▶ Your goal
Please write out the complete listing that follows, exactly as it reads.

A block of data
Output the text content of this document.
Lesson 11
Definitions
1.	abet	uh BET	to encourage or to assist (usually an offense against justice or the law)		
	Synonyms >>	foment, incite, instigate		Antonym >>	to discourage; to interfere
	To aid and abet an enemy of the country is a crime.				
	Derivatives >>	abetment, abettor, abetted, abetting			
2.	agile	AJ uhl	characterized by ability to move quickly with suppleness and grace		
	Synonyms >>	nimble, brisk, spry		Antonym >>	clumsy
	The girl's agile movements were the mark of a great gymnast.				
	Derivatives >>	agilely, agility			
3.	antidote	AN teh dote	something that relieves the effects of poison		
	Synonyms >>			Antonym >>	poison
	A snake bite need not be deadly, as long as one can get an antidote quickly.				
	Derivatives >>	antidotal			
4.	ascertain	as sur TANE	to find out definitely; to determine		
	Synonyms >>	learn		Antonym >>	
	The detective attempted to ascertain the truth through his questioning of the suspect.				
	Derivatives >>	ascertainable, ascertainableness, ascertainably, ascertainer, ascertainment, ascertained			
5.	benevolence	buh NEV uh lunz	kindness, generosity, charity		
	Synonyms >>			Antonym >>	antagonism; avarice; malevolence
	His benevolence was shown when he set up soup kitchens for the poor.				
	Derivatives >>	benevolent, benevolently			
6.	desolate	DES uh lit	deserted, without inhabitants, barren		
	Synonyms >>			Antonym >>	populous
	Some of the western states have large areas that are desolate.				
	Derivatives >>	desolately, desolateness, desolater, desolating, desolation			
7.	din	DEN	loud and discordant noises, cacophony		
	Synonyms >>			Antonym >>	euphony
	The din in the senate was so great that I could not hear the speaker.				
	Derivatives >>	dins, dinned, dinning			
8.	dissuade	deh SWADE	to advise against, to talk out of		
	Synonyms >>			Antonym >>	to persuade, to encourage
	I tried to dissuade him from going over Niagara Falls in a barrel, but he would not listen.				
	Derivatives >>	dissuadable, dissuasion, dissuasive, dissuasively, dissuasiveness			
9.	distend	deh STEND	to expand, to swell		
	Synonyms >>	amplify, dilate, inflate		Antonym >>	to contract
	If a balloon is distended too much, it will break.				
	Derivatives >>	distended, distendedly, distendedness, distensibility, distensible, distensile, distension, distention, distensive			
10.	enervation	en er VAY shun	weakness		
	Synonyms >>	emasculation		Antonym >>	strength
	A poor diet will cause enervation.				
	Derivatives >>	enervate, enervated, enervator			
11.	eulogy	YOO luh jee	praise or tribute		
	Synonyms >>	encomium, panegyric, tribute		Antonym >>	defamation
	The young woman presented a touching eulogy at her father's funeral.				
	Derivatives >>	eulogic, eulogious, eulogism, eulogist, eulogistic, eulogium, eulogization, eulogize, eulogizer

▶ Exercise result
Output the text content of this document.
Lesson 11
Definitions
1.	abet	uh BET	to encourage or to assist (usually an offense against justice or the law)		
	Synonyms >>	foment, incite, instigate		Antonym >>	to discourage; to interfere
	To aid and abet an enemy of the country is a crime.				
	Derivatives >>	abetment, abettor, abetted, abetting			
2.	agile	AJ uhl	characterized by ability to move quickly with suppleness and grace		
	Synonyms >>	nimble, brisk, spry		Antonym >>	clumsy
	The girl's agile movements were the mark of a great gymnast.				
	Derivatives >>	agilely, agility			
3.	antidote	AN teh dote	something that relieves the effects of poison		
	Synonyms >>			Antonym >>	poison
	A snake bite need not be deadly, as long as one can get an antidote quickly.				
	Derivatives >>	antidotal			
4.	ascertain	as sur TANE	to find out definitely; to determine		
	Synonyms >>	learn		Antonym >>	
	The detective attempted to ascertain the truth through his questioning of the suspect.				
	Derivatives >>	ascertainable, ascertainableness, ascertainably, ascertainer, ascertainment, ascertained			
5.	benevolence	buh NEV uh lunz	kindness, generosity, charity		
	Synonyms >>			Antonym >>	antagonism; avarice; malevolence
	His benevolence was shown when he set up soup kitchens for the poor.				
	Derivatives >>	benevolent, benevolently			
6.	desolate	DES uh lit	deserted, without inhabitants, barren		
	Synonyms >>			Antonym >>	populous
	Some of the western states have large areas that are desolate.				
	Derivatives >>	desolately, desolateness, desolater, desolating, desolation			
7.	din	DEN	loud and discordant noises, cacophony		
	Synonyms >>			Antonym >>	euphony
	The din in the senate was so great that I could not hear the speaker.				
	Derivatives >>	dins, dinned, dinning			
8.	dissuade	deh SWADE	to advise against, to talk out of		
	Synonyms >>			Antonym >>	to persuade, to encourage
	I tried to dissuade him from going over Niagara Falls in a barrel, but he would not listen.				
	Derivatives >>	dissuadable, dissuasion, dissuasive, dissuasively, dissuasiveness			
9.	distend	deh STEND	to expand, to swell		
	Synonyms >>	amplify, dilate, inflate		Antonym >>	to contract
	If a balloon is distended too much, it will break.				
	Derivatives >>	distended, distendedly, distendedness, distensibility, distensible, distensile, distension, distention, distensive			
10.	enervation	en er VAY shun	weakness		
	Synonyms >>	emasculation		Antonym >>	strength
	A poor diet will cause enervation.				
	Derivatives >>	enervate, enervated, enervator			
11.	eulogy	YOO luh jee	praise or tribute		
	Synonyms >>	encomium, panegyric, tribute		Antonym >>	defamation
	The young woman presented a touching eulogy at her father's funeral.				
	Derivatives >>	eulogic, eulogious, eulogism, eulogist, eulogistic, eulogium, eulogization, eulogize, eulogizer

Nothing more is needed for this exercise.